Text section:
════
The most obvious solution for the average is the following:

listaverage([],0).

listaverage([H|T],Average) :-
	listsum([H|T],Sum),
	listlength([H|T],Length),
	Average is Sum/Length.

In the above solution we traverse the list twice. We can also compute the average by traversing the list only once (which is more efficient):

listavg(List,Avg):-
	listsumlength(List,Length,Sum),
	Avg is Sum / Length.

listsumlength([],0,0).
listsumlength([A|Rest],Length,Sum):-
	listsumlength(Rest,Length1,Sum1),
	Length is Length1 + 1 ,
	Sum is Sum1 + A.

printlist([]):-nl.
printlist([H|T]):-
        write(H),
	printlist(T).

countdisk([],0).
════
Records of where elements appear
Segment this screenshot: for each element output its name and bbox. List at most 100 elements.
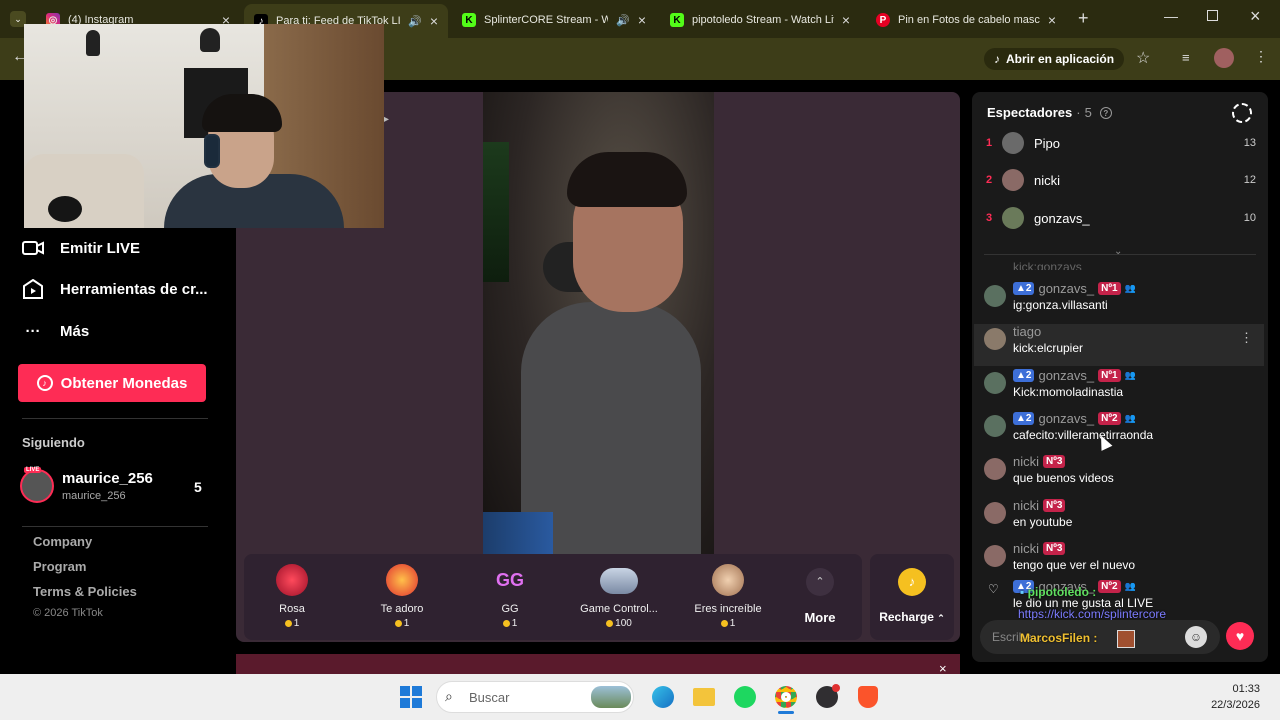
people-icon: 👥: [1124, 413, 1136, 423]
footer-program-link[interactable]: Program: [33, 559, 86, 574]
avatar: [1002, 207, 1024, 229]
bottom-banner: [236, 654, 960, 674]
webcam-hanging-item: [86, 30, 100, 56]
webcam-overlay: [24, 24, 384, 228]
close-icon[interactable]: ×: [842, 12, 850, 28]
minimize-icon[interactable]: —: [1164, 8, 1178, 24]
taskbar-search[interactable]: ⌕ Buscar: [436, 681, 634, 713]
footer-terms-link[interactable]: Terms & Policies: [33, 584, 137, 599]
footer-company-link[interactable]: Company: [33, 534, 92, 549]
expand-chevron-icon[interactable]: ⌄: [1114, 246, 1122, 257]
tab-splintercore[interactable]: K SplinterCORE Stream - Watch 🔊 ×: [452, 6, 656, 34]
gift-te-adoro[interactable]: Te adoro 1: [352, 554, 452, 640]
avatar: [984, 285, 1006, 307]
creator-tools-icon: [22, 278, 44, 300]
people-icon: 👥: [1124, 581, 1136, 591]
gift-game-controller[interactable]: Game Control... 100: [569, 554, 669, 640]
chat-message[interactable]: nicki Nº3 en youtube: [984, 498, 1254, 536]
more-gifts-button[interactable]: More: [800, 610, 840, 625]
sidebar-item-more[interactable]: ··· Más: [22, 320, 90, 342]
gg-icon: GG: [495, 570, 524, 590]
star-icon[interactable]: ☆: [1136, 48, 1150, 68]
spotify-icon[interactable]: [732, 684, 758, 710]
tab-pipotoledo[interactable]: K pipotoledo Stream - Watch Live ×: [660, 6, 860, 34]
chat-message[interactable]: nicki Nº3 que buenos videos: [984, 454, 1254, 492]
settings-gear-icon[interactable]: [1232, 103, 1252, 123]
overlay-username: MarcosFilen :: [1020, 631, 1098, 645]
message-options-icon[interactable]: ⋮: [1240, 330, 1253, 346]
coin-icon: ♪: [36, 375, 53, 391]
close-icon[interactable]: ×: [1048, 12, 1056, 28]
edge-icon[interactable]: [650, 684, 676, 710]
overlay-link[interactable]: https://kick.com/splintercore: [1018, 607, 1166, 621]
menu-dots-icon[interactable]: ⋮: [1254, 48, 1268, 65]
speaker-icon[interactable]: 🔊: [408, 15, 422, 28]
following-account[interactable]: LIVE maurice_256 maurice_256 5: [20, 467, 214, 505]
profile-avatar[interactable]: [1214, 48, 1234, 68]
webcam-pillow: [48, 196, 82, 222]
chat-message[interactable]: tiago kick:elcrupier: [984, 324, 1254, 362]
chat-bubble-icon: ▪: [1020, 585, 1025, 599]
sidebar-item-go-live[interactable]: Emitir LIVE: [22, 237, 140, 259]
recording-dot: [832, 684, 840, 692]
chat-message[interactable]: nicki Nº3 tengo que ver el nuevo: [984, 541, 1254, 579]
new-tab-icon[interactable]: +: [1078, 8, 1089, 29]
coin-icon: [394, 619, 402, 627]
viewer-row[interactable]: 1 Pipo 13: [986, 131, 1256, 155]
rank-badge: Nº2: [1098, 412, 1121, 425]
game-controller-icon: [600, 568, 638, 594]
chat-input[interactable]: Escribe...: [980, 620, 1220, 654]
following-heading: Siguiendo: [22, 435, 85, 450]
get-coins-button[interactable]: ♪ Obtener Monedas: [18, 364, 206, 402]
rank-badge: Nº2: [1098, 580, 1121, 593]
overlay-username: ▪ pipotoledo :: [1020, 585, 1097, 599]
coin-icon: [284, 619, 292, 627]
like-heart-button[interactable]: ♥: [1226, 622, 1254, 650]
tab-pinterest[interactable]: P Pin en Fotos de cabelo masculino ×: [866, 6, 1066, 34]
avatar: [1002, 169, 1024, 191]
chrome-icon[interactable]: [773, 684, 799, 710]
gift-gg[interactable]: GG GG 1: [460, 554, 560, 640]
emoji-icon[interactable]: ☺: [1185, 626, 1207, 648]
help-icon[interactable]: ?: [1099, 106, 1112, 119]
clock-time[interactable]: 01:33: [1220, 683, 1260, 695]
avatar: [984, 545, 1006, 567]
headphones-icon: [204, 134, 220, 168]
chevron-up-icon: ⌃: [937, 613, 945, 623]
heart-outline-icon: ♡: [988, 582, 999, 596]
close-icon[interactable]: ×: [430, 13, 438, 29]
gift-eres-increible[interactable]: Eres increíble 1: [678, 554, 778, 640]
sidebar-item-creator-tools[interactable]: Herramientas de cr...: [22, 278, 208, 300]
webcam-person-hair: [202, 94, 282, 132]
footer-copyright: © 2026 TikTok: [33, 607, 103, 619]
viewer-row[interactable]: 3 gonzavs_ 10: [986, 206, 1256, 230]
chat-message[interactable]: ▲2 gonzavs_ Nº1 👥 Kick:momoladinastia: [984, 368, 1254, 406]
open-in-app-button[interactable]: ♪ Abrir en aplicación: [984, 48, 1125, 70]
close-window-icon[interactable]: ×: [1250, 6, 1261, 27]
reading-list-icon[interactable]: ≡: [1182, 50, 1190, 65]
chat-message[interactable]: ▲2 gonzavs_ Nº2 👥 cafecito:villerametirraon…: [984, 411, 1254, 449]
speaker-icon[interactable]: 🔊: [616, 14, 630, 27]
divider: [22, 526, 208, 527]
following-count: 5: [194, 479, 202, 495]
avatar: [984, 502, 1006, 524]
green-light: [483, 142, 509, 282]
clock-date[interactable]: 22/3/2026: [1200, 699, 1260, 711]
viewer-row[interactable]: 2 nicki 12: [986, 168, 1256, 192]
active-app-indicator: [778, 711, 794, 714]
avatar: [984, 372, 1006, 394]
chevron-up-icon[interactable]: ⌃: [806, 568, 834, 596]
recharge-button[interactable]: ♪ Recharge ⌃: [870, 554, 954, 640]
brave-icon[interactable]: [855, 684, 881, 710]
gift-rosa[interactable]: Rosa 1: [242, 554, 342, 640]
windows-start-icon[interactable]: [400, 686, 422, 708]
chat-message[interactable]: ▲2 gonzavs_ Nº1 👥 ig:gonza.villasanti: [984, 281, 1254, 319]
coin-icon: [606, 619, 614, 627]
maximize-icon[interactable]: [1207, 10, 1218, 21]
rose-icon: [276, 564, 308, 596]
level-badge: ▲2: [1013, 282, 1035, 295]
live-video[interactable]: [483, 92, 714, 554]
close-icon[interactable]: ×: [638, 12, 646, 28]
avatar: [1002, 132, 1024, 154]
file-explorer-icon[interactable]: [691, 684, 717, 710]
════
Set tasks:
A – How many times does the first average solution in the Prolog text traverse the list?
B – Which predicates appear as the head of at least one clause in the Prolog text?
C – Continue the Prolog text from where it stops.

Responses per task:
A – Twice.

B – listaverage, listavg, listsumlength, printlist, countdisk

C –
countdisk([w|R],C):-countdisk(R,T), C is T + 1 .
countdisk([b|R],C):-countdisk(R,T), C is T + 1 .
countdisk([n|R],C):-countdisk(R,C).

The first 4 queries are easy.

?- countdisk([w,b,n,n],Count).
Count = 2
Yes 

?- countdisk([w,b,n,n],4).
No

?- countdisk([w,b,n,n],2).
Yes 

?- countdisk([n,n,n,n,n,n,n,n,n,n],Count).
Count = 0
Yes

The fifth query might seem a bit strange.

?- countdisk([w,n,b|Tail],Count).

Tail = []
Count = 2 ;

Tail = [w]
Count = 3 ;

Tail = [w, w]
Count = 4 ;

Tail = [w, w, w]
Count = 5 ;

We get an infinite number of results. This is because the tail is a variable and for each instantiation of that variable there is an answer.

The nb_rounds/2 predicate:

nb_rounds([],0).
nb_rounds([_],1).
nb_rounds([_,_|Rest],Count):-
	nb_rounds(Rest,Tempcount),
	Count is Tempcount + 1 .

?- nb_rounds(List,Number).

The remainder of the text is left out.